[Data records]

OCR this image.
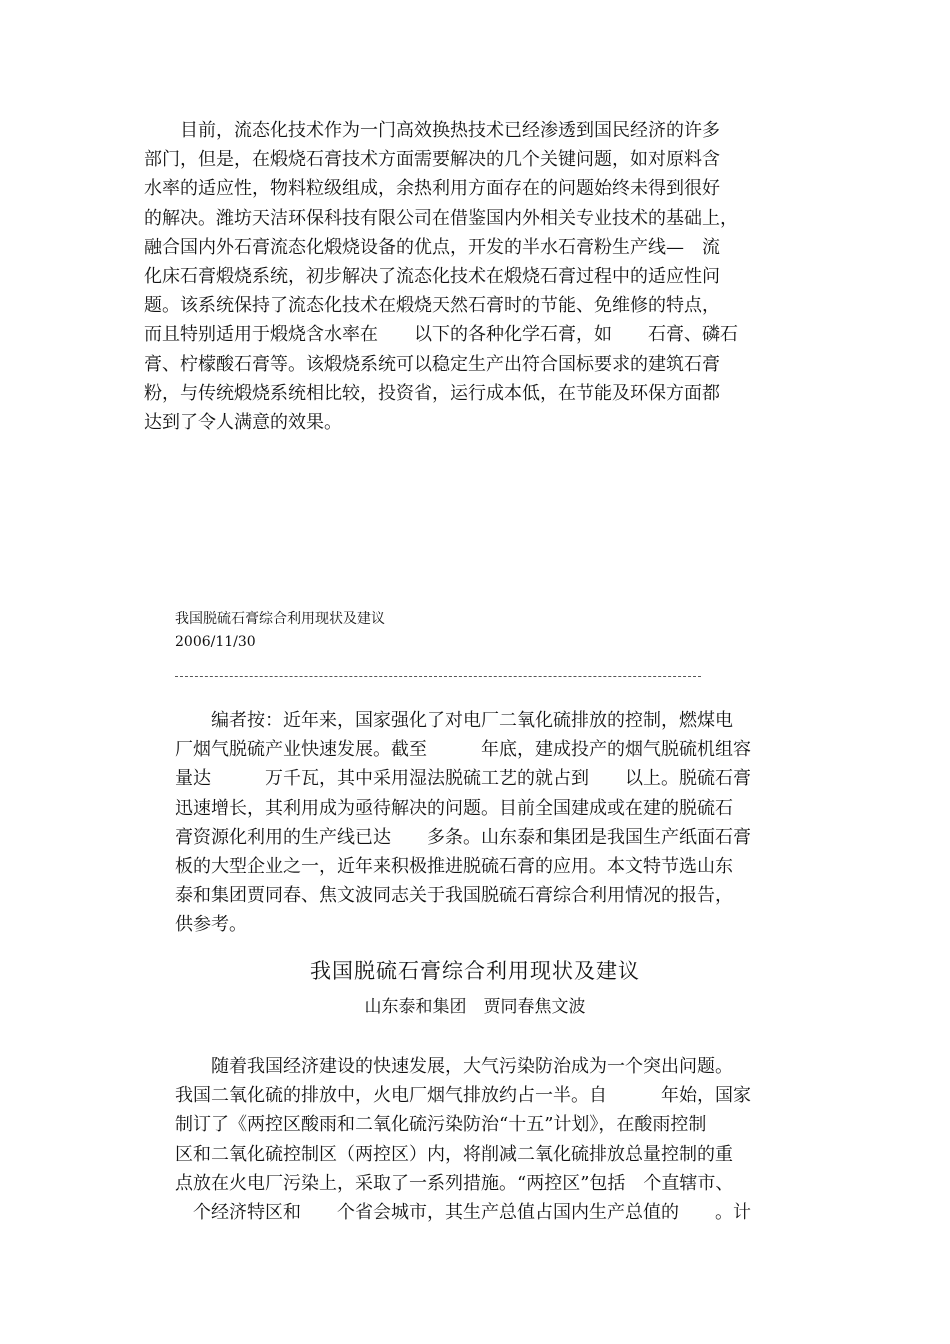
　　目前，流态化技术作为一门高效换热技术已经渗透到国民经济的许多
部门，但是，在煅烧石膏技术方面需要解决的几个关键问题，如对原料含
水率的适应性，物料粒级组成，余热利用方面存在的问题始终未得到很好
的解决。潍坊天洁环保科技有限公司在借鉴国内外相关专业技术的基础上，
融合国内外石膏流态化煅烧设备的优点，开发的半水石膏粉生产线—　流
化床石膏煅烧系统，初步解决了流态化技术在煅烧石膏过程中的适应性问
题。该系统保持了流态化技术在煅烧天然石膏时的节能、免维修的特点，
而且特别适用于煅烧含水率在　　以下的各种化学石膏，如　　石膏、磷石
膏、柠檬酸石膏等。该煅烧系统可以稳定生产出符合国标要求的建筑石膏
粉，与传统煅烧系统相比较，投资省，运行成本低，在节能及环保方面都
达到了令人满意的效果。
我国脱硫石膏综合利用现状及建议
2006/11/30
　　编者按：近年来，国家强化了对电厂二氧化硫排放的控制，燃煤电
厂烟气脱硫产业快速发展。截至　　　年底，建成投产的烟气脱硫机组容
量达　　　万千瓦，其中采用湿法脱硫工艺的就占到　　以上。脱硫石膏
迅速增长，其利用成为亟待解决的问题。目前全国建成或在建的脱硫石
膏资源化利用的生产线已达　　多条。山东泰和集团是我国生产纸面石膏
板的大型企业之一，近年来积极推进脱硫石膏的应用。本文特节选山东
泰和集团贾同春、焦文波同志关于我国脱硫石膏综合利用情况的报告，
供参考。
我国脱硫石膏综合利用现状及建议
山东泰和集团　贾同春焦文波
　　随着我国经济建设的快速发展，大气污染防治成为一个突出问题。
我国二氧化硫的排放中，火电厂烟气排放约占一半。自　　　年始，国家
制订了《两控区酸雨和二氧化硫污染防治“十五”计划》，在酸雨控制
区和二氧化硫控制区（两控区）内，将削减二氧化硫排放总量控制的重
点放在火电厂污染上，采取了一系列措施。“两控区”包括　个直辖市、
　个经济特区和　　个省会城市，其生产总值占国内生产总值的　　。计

- [CHALLENGE] Copy out each line word for word, please, skipping the images.

- [OUTPUT FOR THIS TASK]
OCR this image.
　　目前，流态化技术作为一门高效换热技术已经渗透到国民经济的许多
部门，但是，在煅烧石膏技术方面需要解决的几个关键问题，如对原料含
水率的适应性，物料粒级组成，余热利用方面存在的问题始终未得到很好
的解决。潍坊天洁环保科技有限公司在借鉴国内外相关专业技术的基础上，
融合国内外石膏流态化煅烧设备的优点，开发的半水石膏粉生产线—　流
化床石膏煅烧系统，初步解决了流态化技术在煅烧石膏过程中的适应性问
题。该系统保持了流态化技术在煅烧天然石膏时的节能、免维修的特点，
而且特别适用于煅烧含水率在　　以下的各种化学石膏，如　　石膏、磷石
膏、柠檬酸石膏等。该煅烧系统可以稳定生产出符合国标要求的建筑石膏
粉，与传统煅烧系统相比较，投资省，运行成本低，在节能及环保方面都
达到了令人满意的效果。
我国脱硫石膏综合利用现状及建议
2006/11/30
　　编者按：近年来，国家强化了对电厂二氧化硫排放的控制，燃煤电
厂烟气脱硫产业快速发展。截至　　　年底，建成投产的烟气脱硫机组容
量达　　　万千瓦，其中采用湿法脱硫工艺的就占到　　以上。脱硫石膏
迅速增长，其利用成为亟待解决的问题。目前全国建成或在建的脱硫石
膏资源化利用的生产线已达　　多条。山东泰和集团是我国生产纸面石膏
板的大型企业之一，近年来积极推进脱硫石膏的应用。本文特节选山东
泰和集团贾同春、焦文波同志关于我国脱硫石膏综合利用情况的报告，
供参考。
我国脱硫石膏综合利用现状及建议
山东泰和集团　贾同春焦文波
　　随着我国经济建设的快速发展，大气污染防治成为一个突出问题。
我国二氧化硫的排放中，火电厂烟气排放约占一半。自　　　年始，国家
制订了《两控区酸雨和二氧化硫污染防治“十五”计划》，在酸雨控制
区和二氧化硫控制区（两控区）内，将削减二氧化硫排放总量控制的重
点放在火电厂污染上，采取了一系列措施。“两控区”包括　个直辖市、
　个经济特区和　　个省会城市，其生产总值占国内生产总值的　　。计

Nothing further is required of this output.